======== SOURCE MATERIAL ========

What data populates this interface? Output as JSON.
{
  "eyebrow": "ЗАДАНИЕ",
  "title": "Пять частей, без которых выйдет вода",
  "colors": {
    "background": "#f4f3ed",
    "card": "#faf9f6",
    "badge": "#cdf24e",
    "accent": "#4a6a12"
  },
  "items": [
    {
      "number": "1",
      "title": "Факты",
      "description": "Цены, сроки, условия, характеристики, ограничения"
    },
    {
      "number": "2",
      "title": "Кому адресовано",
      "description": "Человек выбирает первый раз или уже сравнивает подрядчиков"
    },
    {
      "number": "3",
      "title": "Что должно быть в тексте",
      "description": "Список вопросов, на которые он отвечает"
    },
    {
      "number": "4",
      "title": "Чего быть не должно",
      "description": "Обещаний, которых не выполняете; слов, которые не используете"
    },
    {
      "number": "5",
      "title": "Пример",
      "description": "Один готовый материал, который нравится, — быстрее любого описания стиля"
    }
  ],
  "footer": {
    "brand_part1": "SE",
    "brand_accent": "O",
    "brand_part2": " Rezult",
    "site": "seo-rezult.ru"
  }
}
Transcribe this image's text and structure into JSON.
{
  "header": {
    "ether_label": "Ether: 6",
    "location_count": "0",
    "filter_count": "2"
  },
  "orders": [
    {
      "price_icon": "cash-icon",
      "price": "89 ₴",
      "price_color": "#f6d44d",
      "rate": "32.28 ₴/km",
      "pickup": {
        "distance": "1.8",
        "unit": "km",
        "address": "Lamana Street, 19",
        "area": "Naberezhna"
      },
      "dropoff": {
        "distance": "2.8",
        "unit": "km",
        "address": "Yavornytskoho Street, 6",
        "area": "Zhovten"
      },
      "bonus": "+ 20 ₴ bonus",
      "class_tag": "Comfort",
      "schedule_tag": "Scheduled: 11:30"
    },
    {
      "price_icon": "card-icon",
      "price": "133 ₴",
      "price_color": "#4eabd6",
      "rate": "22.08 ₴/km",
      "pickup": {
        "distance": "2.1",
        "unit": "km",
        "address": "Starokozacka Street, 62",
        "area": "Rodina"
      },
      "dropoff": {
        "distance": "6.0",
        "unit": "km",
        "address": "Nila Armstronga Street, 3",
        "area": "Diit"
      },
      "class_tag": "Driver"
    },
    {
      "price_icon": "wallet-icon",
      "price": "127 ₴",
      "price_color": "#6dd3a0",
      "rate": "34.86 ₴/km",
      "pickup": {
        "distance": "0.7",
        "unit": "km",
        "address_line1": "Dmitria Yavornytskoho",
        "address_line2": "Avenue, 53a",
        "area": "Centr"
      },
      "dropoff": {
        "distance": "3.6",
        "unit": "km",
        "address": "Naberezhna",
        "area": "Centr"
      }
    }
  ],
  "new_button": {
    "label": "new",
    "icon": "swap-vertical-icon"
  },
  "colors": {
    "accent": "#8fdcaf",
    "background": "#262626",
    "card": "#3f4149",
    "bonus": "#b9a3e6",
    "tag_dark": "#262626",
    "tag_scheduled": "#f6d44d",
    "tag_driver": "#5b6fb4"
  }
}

========

Every line of the data above should be reproduced word for word.

What data populates this interface? Output as JSON.
{
  "eyebrow": "ЗАДАНИЕ",
  "title": "Пять частей, без которых выйдет вода",
  "colors": {
    "background": "#f4f3ed",
    "card": "#faf9f6",
    "badge": "#cdf24e",
    "accent": "#4a6a12"
  },
  "items": [
    {
      "number": "1",
      "title": "Факты",
      "description": "Цены, сроки, условия, характеристики, ограничения"
    },
    {
      "number": "2",
      "title": "Кому адресовано",
      "description": "Человек выбирает первый раз или уже сравнивает подрядчиков"
    },
    {
      "number": "3",
      "title": "Что должно быть в тексте",
      "description": "Список вопросов, на которые он отвечает"
    },
    {
      "number": "4",
      "title": "Чего быть не должно",
      "description": "Обещаний, которых не выполняете; слов, которые не используете"
    },
    {
      "number": "5",
      "title": "Пример",
      "description": "Один готовый материал, который нравится, — быстрее любого описания стиля"
    }
  ],
  "footer": {
    "brand_part1": "SE",
    "brand_accent": "O",
    "brand_part2": " Rezult",
    "site": "seo-rezult.ru"
  }
}
Transcribe this image's text and structure into JSON.
{
  "header": {
    "ether_label": "Ether: 6",
    "location_count": "0",
    "filter_count": "2"
  },
  "orders": [
    {
      "price_icon": "cash-icon",
      "price": "89 ₴",
      "price_color": "#f6d44d",
      "rate": "32.28 ₴/km",
      "pickup": {
        "distance": "1.8",
        "unit": "km",
        "address": "Lamana Street, 19",
        "area": "Naberezhna"
      },
      "dropoff": {
        "distance": "2.8",
        "unit": "km",
        "address": "Yavornytskoho Street, 6",
        "area": "Zhovten"
      },
      "bonus": "+ 20 ₴ bonus",
      "class_tag": "Comfort",
      "schedule_tag": "Scheduled: 11:30"
    },
    {
      "price_icon": "card-icon",
      "price": "133 ₴",
      "price_color": "#4eabd6",
      "rate": "22.08 ₴/km",
      "pickup": {
        "distance": "2.1",
        "unit": "km",
        "address": "Starokozacka Street, 62",
        "area": "Rodina"
      },
      "dropoff": {
        "distance": "6.0",
        "unit": "km",
        "address": "Nila Armstronga Street, 3",
        "area": "Diit"
      },
      "class_tag": "Driver"
    },
    {
      "price_icon": "wallet-icon",
      "price": "127 ₴",
      "price_color": "#6dd3a0",
      "rate": "34.86 ₴/km",
      "pickup": {
        "distance": "0.7",
        "unit": "km",
        "address_line1": "Dmitria Yavornytskoho",
        "address_line2": "Avenue, 53a",
        "area": "Centr"
      },
      "dropoff": {
        "distance": "3.6",
        "unit": "km",
        "address": "Naberezhna",
        "area": "Centr"
      }
    }
  ],
  "new_button": {
    "label": "new",
    "icon": "swap-vertical-icon"
  },
  "colors": {
    "accent": "#8fdcaf",
    "background": "#262626",
    "card": "#3f4149",
    "bonus": "#b9a3e6",
    "tag_dark": "#262626",
    "tag_scheduled": "#f6d44d",
    "tag_driver": "#5b6fb4"
  }
}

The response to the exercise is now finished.